■ Stored data entries
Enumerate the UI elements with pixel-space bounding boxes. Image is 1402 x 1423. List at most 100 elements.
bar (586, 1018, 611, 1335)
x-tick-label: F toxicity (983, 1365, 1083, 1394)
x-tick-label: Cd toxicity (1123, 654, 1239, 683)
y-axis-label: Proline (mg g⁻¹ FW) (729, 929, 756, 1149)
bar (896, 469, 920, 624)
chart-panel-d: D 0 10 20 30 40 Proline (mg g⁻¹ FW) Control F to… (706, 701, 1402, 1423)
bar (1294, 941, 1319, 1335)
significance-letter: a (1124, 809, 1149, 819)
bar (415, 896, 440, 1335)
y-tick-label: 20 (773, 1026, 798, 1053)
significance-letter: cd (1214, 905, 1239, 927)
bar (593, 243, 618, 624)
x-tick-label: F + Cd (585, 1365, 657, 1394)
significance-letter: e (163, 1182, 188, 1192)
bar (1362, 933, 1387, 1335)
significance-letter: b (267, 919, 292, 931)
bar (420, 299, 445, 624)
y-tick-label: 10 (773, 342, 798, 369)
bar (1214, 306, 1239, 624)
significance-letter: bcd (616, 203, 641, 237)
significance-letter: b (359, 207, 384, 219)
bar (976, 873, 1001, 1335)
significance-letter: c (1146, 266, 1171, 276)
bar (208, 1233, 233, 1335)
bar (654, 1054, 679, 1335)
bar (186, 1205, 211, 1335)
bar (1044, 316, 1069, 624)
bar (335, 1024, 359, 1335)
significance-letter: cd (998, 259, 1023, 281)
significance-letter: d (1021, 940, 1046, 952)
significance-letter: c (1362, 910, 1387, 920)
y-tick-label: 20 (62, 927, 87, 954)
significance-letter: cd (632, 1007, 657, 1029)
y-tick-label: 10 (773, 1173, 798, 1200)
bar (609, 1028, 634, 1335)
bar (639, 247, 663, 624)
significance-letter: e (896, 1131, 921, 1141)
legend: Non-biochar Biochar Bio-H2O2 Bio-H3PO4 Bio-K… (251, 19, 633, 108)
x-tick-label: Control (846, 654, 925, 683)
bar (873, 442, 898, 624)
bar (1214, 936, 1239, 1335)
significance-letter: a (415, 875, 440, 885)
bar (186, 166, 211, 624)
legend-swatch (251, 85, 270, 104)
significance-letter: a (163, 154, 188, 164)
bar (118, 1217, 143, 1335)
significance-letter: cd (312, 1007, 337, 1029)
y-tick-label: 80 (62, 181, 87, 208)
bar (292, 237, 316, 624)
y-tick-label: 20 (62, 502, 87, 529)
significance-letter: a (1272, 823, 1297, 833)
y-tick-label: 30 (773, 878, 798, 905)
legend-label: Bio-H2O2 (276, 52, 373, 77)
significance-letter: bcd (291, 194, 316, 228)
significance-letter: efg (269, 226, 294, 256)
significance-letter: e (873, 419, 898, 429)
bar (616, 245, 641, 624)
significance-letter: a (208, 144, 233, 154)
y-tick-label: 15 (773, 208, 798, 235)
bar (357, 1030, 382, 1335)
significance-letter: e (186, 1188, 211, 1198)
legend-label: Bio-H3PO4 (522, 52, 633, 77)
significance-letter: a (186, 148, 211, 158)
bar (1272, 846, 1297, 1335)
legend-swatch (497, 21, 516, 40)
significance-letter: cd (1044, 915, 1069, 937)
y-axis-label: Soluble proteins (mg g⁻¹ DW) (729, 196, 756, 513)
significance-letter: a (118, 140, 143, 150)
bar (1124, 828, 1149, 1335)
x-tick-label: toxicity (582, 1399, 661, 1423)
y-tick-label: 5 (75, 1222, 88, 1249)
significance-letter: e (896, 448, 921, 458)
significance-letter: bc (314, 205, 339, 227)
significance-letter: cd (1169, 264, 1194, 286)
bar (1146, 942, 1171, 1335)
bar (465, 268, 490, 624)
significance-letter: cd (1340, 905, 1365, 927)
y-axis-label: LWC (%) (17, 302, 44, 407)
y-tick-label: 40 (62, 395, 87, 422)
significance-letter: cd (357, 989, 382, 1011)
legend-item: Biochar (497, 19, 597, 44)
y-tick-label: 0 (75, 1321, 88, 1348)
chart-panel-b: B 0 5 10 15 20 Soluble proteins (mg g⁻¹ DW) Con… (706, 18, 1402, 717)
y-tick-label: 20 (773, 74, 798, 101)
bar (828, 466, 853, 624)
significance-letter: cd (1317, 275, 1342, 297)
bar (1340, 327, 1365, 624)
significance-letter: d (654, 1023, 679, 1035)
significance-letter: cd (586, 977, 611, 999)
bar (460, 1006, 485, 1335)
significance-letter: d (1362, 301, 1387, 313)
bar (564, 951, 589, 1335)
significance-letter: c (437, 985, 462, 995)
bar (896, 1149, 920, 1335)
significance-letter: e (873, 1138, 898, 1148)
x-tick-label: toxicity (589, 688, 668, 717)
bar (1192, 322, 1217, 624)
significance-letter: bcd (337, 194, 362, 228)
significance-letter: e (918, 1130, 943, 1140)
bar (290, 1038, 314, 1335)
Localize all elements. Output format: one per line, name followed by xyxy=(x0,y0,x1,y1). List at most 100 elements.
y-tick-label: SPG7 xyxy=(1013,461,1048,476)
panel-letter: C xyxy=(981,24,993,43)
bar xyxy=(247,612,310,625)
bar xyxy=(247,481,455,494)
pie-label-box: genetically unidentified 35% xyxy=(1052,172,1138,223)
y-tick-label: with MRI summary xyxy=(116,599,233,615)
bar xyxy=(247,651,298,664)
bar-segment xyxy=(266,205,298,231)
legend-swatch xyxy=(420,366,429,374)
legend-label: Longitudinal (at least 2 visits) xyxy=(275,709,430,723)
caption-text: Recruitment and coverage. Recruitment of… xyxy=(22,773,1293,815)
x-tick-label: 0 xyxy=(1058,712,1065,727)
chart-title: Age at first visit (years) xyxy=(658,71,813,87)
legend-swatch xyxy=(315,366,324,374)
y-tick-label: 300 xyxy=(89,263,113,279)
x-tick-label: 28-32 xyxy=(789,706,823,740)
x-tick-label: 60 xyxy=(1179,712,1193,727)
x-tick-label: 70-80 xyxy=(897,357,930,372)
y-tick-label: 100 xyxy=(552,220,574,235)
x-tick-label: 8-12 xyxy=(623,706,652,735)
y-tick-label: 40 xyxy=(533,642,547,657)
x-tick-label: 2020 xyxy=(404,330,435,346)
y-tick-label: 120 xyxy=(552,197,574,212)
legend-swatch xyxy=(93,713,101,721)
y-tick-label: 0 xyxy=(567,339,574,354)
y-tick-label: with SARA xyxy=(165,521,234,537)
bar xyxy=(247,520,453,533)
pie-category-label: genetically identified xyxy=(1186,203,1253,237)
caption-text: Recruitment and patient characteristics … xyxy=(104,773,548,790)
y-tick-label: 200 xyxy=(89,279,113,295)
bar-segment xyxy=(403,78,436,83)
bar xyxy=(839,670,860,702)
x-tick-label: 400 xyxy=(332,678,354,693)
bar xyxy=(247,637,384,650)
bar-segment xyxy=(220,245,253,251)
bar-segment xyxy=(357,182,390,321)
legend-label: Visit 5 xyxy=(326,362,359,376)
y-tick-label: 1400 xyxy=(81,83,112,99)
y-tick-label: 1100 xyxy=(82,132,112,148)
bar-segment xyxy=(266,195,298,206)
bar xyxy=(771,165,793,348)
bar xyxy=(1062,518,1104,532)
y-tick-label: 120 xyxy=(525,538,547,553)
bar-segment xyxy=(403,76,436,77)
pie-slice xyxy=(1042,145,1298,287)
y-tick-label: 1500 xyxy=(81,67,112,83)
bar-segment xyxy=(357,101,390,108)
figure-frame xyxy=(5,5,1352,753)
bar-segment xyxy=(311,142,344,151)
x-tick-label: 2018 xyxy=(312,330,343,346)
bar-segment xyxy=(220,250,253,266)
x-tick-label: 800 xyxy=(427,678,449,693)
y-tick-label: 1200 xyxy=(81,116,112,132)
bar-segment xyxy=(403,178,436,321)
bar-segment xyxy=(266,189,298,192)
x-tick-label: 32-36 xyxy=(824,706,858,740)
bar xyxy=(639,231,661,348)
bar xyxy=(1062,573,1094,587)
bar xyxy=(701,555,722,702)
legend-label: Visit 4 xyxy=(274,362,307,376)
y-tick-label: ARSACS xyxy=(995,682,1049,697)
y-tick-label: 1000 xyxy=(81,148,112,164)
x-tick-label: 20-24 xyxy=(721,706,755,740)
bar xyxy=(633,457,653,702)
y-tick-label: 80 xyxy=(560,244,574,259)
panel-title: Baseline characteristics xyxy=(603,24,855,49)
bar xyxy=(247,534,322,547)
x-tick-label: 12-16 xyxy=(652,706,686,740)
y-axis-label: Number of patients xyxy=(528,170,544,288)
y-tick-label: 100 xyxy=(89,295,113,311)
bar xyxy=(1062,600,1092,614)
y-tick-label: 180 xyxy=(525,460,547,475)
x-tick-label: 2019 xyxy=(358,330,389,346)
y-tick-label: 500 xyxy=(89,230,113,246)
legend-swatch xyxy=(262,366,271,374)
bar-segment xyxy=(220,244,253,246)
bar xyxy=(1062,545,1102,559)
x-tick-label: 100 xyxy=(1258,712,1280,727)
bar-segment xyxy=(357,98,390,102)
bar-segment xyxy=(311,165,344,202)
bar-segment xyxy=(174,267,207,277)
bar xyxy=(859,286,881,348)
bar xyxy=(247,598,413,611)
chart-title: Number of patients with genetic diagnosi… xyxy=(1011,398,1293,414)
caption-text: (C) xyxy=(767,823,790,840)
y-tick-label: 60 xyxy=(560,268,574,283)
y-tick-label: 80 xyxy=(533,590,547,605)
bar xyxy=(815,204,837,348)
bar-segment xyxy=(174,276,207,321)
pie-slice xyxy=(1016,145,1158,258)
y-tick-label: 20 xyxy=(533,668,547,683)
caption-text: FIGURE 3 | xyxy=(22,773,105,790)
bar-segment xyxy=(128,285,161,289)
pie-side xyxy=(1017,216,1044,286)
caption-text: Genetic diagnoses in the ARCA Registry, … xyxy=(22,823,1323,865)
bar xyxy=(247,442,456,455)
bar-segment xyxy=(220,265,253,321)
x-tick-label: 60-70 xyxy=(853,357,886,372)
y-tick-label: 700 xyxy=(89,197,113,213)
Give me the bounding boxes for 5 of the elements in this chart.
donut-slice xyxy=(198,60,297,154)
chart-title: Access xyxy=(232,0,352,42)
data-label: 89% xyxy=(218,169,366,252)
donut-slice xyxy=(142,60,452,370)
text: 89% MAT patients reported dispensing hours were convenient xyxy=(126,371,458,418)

■ Work order
Say how many lines in the entries contain the string "axis". Nothing else belongs in the reply.

■ Your response
4